[Collected data]
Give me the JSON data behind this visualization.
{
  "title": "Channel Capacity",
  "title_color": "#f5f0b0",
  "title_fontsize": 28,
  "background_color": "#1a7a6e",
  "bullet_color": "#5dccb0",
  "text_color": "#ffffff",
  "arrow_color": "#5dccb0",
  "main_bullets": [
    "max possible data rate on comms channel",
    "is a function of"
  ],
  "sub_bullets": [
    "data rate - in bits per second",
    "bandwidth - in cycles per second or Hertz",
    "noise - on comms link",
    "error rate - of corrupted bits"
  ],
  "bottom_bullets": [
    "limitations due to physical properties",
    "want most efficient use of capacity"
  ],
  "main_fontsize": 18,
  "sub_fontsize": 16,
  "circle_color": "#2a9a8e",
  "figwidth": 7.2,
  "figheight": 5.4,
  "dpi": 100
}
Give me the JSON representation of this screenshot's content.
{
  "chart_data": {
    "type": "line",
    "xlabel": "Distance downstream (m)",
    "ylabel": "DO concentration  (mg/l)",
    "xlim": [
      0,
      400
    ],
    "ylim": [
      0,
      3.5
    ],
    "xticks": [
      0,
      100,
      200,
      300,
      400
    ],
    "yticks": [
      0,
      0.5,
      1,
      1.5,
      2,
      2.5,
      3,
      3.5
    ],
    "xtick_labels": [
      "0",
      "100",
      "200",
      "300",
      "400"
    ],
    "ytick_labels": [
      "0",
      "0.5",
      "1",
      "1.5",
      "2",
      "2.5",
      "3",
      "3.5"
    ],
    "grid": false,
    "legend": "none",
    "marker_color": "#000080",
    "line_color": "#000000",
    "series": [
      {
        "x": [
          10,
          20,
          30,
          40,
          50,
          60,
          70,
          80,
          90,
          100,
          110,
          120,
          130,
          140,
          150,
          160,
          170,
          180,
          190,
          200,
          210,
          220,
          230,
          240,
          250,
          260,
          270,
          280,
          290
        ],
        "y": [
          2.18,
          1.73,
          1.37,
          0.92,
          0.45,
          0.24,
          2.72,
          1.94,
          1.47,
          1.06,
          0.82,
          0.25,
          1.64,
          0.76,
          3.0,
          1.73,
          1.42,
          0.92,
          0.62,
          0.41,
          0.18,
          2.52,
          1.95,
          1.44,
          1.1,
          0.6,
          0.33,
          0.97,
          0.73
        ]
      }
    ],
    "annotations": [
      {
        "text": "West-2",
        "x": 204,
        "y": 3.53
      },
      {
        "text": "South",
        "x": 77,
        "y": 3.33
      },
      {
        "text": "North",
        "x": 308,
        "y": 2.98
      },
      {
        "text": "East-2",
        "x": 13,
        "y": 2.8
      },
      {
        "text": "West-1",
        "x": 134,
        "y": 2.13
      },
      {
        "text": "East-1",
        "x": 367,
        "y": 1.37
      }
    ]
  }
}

● PROBLEM STATEMENT: In the listing above, count each line that holds the string "bits". Give the number only.

● TASK ANSWER: 2